Reproduce the records below exactly as given.

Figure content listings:

<<<<

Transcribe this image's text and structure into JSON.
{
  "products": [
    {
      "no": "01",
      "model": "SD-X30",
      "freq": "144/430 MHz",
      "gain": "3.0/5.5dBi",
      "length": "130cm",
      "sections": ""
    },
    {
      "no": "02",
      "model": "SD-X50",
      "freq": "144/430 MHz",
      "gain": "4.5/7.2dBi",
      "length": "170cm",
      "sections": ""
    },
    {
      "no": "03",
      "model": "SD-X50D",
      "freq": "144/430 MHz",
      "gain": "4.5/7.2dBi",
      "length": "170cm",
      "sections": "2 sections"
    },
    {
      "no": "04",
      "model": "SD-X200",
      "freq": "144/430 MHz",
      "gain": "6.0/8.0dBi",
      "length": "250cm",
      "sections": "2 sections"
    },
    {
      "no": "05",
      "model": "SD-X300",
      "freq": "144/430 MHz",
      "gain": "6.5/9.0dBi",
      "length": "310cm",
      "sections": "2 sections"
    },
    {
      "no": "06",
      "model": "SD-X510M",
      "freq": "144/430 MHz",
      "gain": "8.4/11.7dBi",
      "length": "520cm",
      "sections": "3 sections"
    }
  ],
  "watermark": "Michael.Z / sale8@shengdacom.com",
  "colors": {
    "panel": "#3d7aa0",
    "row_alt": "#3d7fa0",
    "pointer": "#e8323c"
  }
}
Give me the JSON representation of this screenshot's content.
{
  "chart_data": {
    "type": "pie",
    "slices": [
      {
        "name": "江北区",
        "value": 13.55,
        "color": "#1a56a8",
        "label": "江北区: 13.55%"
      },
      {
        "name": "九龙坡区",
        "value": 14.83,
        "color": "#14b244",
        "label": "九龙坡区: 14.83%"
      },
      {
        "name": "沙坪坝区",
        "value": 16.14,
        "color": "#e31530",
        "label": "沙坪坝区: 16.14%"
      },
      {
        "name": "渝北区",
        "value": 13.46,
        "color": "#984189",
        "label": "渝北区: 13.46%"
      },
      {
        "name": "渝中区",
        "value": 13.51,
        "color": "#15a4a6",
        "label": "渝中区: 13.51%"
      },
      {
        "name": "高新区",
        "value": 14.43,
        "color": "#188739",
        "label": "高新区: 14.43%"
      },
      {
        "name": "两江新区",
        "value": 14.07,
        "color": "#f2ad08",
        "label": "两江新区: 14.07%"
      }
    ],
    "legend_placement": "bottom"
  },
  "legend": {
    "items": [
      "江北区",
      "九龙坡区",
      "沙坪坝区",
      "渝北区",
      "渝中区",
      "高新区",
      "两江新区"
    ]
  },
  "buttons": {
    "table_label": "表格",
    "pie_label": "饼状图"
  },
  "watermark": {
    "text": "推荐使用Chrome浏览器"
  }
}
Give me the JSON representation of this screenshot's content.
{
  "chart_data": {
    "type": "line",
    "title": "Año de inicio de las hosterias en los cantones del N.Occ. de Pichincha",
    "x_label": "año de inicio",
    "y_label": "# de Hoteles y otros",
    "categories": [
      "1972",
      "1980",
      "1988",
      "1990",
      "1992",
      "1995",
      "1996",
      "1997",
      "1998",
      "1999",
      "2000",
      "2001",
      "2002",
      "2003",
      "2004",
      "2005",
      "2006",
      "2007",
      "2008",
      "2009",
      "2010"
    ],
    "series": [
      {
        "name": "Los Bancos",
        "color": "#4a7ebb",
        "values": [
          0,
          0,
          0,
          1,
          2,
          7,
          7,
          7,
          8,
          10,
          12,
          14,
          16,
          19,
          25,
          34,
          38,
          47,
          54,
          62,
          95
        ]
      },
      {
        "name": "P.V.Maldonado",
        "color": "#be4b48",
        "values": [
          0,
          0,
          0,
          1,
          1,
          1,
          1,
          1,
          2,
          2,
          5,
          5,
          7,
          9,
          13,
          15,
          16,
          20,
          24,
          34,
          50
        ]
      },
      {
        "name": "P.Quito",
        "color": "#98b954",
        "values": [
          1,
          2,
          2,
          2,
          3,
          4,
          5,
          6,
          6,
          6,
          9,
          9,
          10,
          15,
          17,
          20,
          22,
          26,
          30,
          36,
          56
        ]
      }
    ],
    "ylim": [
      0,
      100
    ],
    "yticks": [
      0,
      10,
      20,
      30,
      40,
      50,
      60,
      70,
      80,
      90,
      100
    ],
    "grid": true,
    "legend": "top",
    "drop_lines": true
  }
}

>>>>

--- SOLUTION FOR THIS PROBLEM ---
Transcribe this image's text and structure into JSON.
{
  "products": [
    {
      "no": "01",
      "model": "SD-X30",
      "freq": "144/430 MHz",
      "gain": "3.0/5.5dBi",
      "length": "130cm",
      "sections": ""
    },
    {
      "no": "02",
      "model": "SD-X50",
      "freq": "144/430 MHz",
      "gain": "4.5/7.2dBi",
      "length": "170cm",
      "sections": ""
    },
    {
      "no": "03",
      "model": "SD-X50D",
      "freq": "144/430 MHz",
      "gain": "4.5/7.2dBi",
      "length": "170cm",
      "sections": "2 sections"
    },
    {
      "no": "04",
      "model": "SD-X200",
      "freq": "144/430 MHz",
      "gain": "6.0/8.0dBi",
      "length": "250cm",
      "sections": "2 sections"
    },
    {
      "no": "05",
      "model": "SD-X300",
      "freq": "144/430 MHz",
      "gain": "6.5/9.0dBi",
      "length": "310cm",
      "sections": "2 sections"
    },
    {
      "no": "06",
      "model": "SD-X510M",
      "freq": "144/430 MHz",
      "gain": "8.4/11.7dBi",
      "length": "520cm",
      "sections": "3 sections"
    }
  ],
  "watermark": "Michael.Z / sale8@shengdacom.com",
  "colors": {
    "panel": "#3d7aa0",
    "row_alt": "#3d7fa0",
    "pointer": "#e8323c"
  }
}
Give me the JSON representation of this screenshot's content.
{
  "chart_data": {
    "type": "pie",
    "slices": [
      {
        "name": "江北区",
        "value": 13.55,
        "color": "#1a56a8",
        "label": "江北区: 13.55%"
      },
      {
        "name": "九龙坡区",
        "value": 14.83,
        "color": "#14b244",
        "label": "九龙坡区: 14.83%"
      },
      {
        "name": "沙坪坝区",
        "value": 16.14,
        "color": "#e31530",
        "label": "沙坪坝区: 16.14%"
      },
      {
        "name": "渝北区",
        "value": 13.46,
        "color": "#984189",
        "label": "渝北区: 13.46%"
      },
      {
        "name": "渝中区",
        "value": 13.51,
        "color": "#15a4a6",
        "label": "渝中区: 13.51%"
      },
      {
        "name": "高新区",
        "value": 14.43,
        "color": "#188739",
        "label": "高新区: 14.43%"
      },
      {
        "name": "两江新区",
        "value": 14.07,
        "color": "#f2ad08",
        "label": "两江新区: 14.07%"
      }
    ],
    "legend_placement": "bottom"
  },
  "legend": {
    "items": [
      "江北区",
      "九龙坡区",
      "沙坪坝区",
      "渝北区",
      "渝中区",
      "高新区",
      "两江新区"
    ]
  },
  "buttons": {
    "table_label": "表格",
    "pie_label": "饼状图"
  },
  "watermark": {
    "text": "推荐使用Chrome浏览器"
  }
}
Give me the JSON representation of this screenshot's content.
{
  "chart_data": {
    "type": "line",
    "title": "Año de inicio de las hosterias en los cantones del N.Occ. de Pichincha",
    "x_label": "año de inicio",
    "y_label": "# de Hoteles y otros",
    "categories": [
      "1972",
      "1980",
      "1988",
      "1990",
      "1992",
      "1995",
      "1996",
      "1997",
      "1998",
      "1999",
      "2000",
      "2001",
      "2002",
      "2003",
      "2004",
      "2005",
      "2006",
      "2007",
      "2008",
      "2009",
      "2010"
    ],
    "series": [
      {
        "name": "Los Bancos",
        "color": "#4a7ebb",
        "values": [
          0,
          0,
          0,
          1,
          2,
          7,
          7,
          7,
          8,
          10,
          12,
          14,
          16,
          19,
          25,
          34,
          38,
          47,
          54,
          62,
          95
        ]
      },
      {
        "name": "P.V.Maldonado",
        "color": "#be4b48",
        "values": [
          0,
          0,
          0,
          1,
          1,
          1,
          1,
          1,
          2,
          2,
          5,
          5,
          7,
          9,
          13,
          15,
          16,
          20,
          24,
          34,
          50
        ]
      },
      {
        "name": "P.Quito",
        "color": "#98b954",
        "values": [
          1,
          2,
          2,
          2,
          3,
          4,
          5,
          6,
          6,
          6,
          9,
          9,
          10,
          15,
          17,
          20,
          22,
          26,
          30,
          36,
          56
        ]
      }
    ],
    "ylim": [
      0,
      100
    ],
    "yticks": [
      0,
      10,
      20,
      30,
      40,
      50,
      60,
      70,
      80,
      90,
      100
    ],
    "grid": true,
    "legend": "top",
    "drop_lines": true
  }
}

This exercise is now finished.